Type out the data exactly as given. Skip any image.

(Stored items from a collection)
—————

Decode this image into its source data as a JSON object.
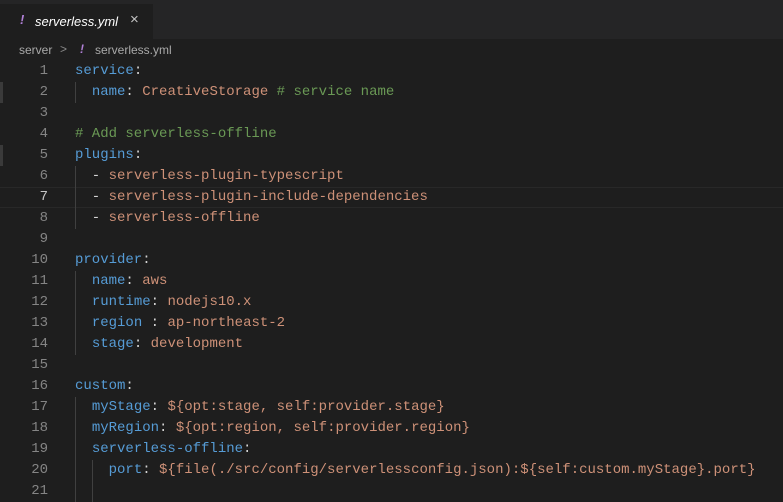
{
  "tab": {
    "filename": "serverless.yml",
    "icon": "!",
    "close": "×"
  },
  "breadcrumb": {
    "folder": "server",
    "sep": ">",
    "icon": "!",
    "file": "serverless.yml"
  },
  "colors": {
    "key": "#569cd6",
    "value": "#ce9178",
    "comment": "#6a9955",
    "punct": "#d4d4d4",
    "yaml_icon": "#b180d7"
  },
  "lines": [
    {
      "n": "1",
      "tokens": [
        [
          "k",
          "service"
        ],
        [
          "p",
          ":"
        ]
      ]
    },
    {
      "n": "2",
      "tokens": [
        [
          "p",
          "  "
        ],
        [
          "k",
          "name"
        ],
        [
          "p",
          ": "
        ],
        [
          "v",
          "CreativeStorage"
        ],
        [
          "p",
          " "
        ],
        [
          "c",
          "# service name"
        ]
      ]
    },
    {
      "n": "3",
      "tokens": []
    },
    {
      "n": "4",
      "tokens": [
        [
          "c",
          "# Add serverless-offline"
        ]
      ]
    },
    {
      "n": "5",
      "tokens": [
        [
          "k",
          "plugins"
        ],
        [
          "p",
          ":"
        ]
      ]
    },
    {
      "n": "6",
      "tokens": [
        [
          "p",
          "  - "
        ],
        [
          "v",
          "serverless-plugin-typescript"
        ]
      ]
    },
    {
      "n": "7",
      "tokens": [
        [
          "p",
          "  - "
        ],
        [
          "v",
          "serverless-plugin-include-dependencies"
        ]
      ]
    },
    {
      "n": "8",
      "tokens": [
        [
          "p",
          "  - "
        ],
        [
          "v",
          "serverless-offline"
        ]
      ]
    },
    {
      "n": "9",
      "tokens": []
    },
    {
      "n": "10",
      "tokens": [
        [
          "k",
          "provider"
        ],
        [
          "p",
          ":"
        ]
      ]
    },
    {
      "n": "11",
      "tokens": [
        [
          "p",
          "  "
        ],
        [
          "k",
          "name"
        ],
        [
          "p",
          ": "
        ],
        [
          "v",
          "aws"
        ]
      ]
    },
    {
      "n": "12",
      "tokens": [
        [
          "p",
          "  "
        ],
        [
          "k",
          "runtime"
        ],
        [
          "p",
          ": "
        ],
        [
          "v",
          "nodejs10.x"
        ]
      ]
    },
    {
      "n": "13",
      "tokens": [
        [
          "p",
          "  "
        ],
        [
          "k",
          "region"
        ],
        [
          "p",
          " : "
        ],
        [
          "v",
          "ap-northeast-2"
        ]
      ]
    },
    {
      "n": "14",
      "tokens": [
        [
          "p",
          "  "
        ],
        [
          "k",
          "stage"
        ],
        [
          "p",
          ": "
        ],
        [
          "v",
          "development"
        ]
      ]
    },
    {
      "n": "15",
      "tokens": []
    },
    {
      "n": "16",
      "tokens": [
        [
          "k",
          "custom"
        ],
        [
          "p",
          ":"
        ]
      ]
    },
    {
      "n": "17",
      "tokens": [
        [
          "p",
          "  "
        ],
        [
          "k",
          "myStage"
        ],
        [
          "p",
          ": "
        ],
        [
          "v",
          "${opt:stage, self:provider.stage}"
        ]
      ]
    },
    {
      "n": "18",
      "tokens": [
        [
          "p",
          "  "
        ],
        [
          "k",
          "myRegion"
        ],
        [
          "p",
          ": "
        ],
        [
          "v",
          "${opt:region, self:provider.region}"
        ]
      ]
    },
    {
      "n": "19",
      "tokens": [
        [
          "p",
          "  "
        ],
        [
          "k",
          "serverless-offline"
        ],
        [
          "p",
          ":"
        ]
      ]
    },
    {
      "n": "20",
      "tokens": [
        [
          "p",
          "    "
        ],
        [
          "k",
          "port"
        ],
        [
          "p",
          ": "
        ],
        [
          "v",
          "${file(./src/config/serverlessconfig.json):${self:custom.myStage}.port}"
        ]
      ]
    },
    {
      "n": "21",
      "tokens": []
    }
  ],
  "cursor_line": "7"
}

—————

Task response –
Decode this image into its source data as a JSON object.
{
  "tab": {
    "filename": "serverless.yml",
    "icon": "!",
    "close": "×"
  },
  "breadcrumb": {
    "folder": "server",
    "sep": ">",
    "icon": "!",
    "file": "serverless.yml"
  },
  "colors": {
    "key": "#569cd6",
    "value": "#ce9178",
    "comment": "#6a9955",
    "punct": "#d4d4d4",
    "yaml_icon": "#b180d7"
  },
  "lines": [
    {
      "n": "1",
      "tokens": [
        [
          "k",
          "service"
        ],
        [
          "p",
          ":"
        ]
      ]
    },
    {
      "n": "2",
      "tokens": [
        [
          "p",
          "  "
        ],
        [
          "k",
          "name"
        ],
        [
          "p",
          ": "
        ],
        [
          "v",
          "CreativeStorage"
        ],
        [
          "p",
          " "
        ],
        [
          "c",
          "# service name"
        ]
      ]
    },
    {
      "n": "3",
      "tokens": []
    },
    {
      "n": "4",
      "tokens": [
        [
          "c",
          "# Add serverless-offline"
        ]
      ]
    },
    {
      "n": "5",
      "tokens": [
        [
          "k",
          "plugins"
        ],
        [
          "p",
          ":"
        ]
      ]
    },
    {
      "n": "6",
      "tokens": [
        [
          "p",
          "  - "
        ],
        [
          "v",
          "serverless-plugin-typescript"
        ]
      ]
    },
    {
      "n": "7",
      "tokens": [
        [
          "p",
          "  - "
        ],
        [
          "v",
          "serverless-plugin-include-dependencies"
        ]
      ]
    },
    {
      "n": "8",
      "tokens": [
        [
          "p",
          "  - "
        ],
        [
          "v",
          "serverless-offline"
        ]
      ]
    },
    {
      "n": "9",
      "tokens": []
    },
    {
      "n": "10",
      "tokens": [
        [
          "k",
          "provider"
        ],
        [
          "p",
          ":"
        ]
      ]
    },
    {
      "n": "11",
      "tokens": [
        [
          "p",
          "  "
        ],
        [
          "k",
          "name"
        ],
        [
          "p",
          ": "
        ],
        [
          "v",
          "aws"
        ]
      ]
    },
    {
      "n": "12",
      "tokens": [
        [
          "p",
          "  "
        ],
        [
          "k",
          "runtime"
        ],
        [
          "p",
          ": "
        ],
        [
          "v",
          "nodejs10.x"
        ]
      ]
    },
    {
      "n": "13",
      "tokens": [
        [
          "p",
          "  "
        ],
        [
          "k",
          "region"
        ],
        [
          "p",
          " : "
        ],
        [
          "v",
          "ap-northeast-2"
        ]
      ]
    },
    {
      "n": "14",
      "tokens": [
        [
          "p",
          "  "
        ],
        [
          "k",
          "stage"
        ],
        [
          "p",
          ": "
        ],
        [
          "v",
          "development"
        ]
      ]
    },
    {
      "n": "15",
      "tokens": []
    },
    {
      "n": "16",
      "tokens": [
        [
          "k",
          "custom"
        ],
        [
          "p",
          ":"
        ]
      ]
    },
    {
      "n": "17",
      "tokens": [
        [
          "p",
          "  "
        ],
        [
          "k",
          "myStage"
        ],
        [
          "p",
          ": "
        ],
        [
          "v",
          "${opt:stage, self:provider.stage}"
        ]
      ]
    },
    {
      "n": "18",
      "tokens": [
        [
          "p",
          "  "
        ],
        [
          "k",
          "myRegion"
        ],
        [
          "p",
          ": "
        ],
        [
          "v",
          "${opt:region, self:provider.region}"
        ]
      ]
    },
    {
      "n": "19",
      "tokens": [
        [
          "p",
          "  "
        ],
        [
          "k",
          "serverless-offline"
        ],
        [
          "p",
          ":"
        ]
      ]
    },
    {
      "n": "20",
      "tokens": [
        [
          "p",
          "    "
        ],
        [
          "k",
          "port"
        ],
        [
          "p",
          ": "
        ],
        [
          "v",
          "${file(./src/config/serverlessconfig.json):${self:custom.myStage}.port}"
        ]
      ]
    },
    {
      "n": "21",
      "tokens": []
    }
  ],
  "cursor_line": "7"
}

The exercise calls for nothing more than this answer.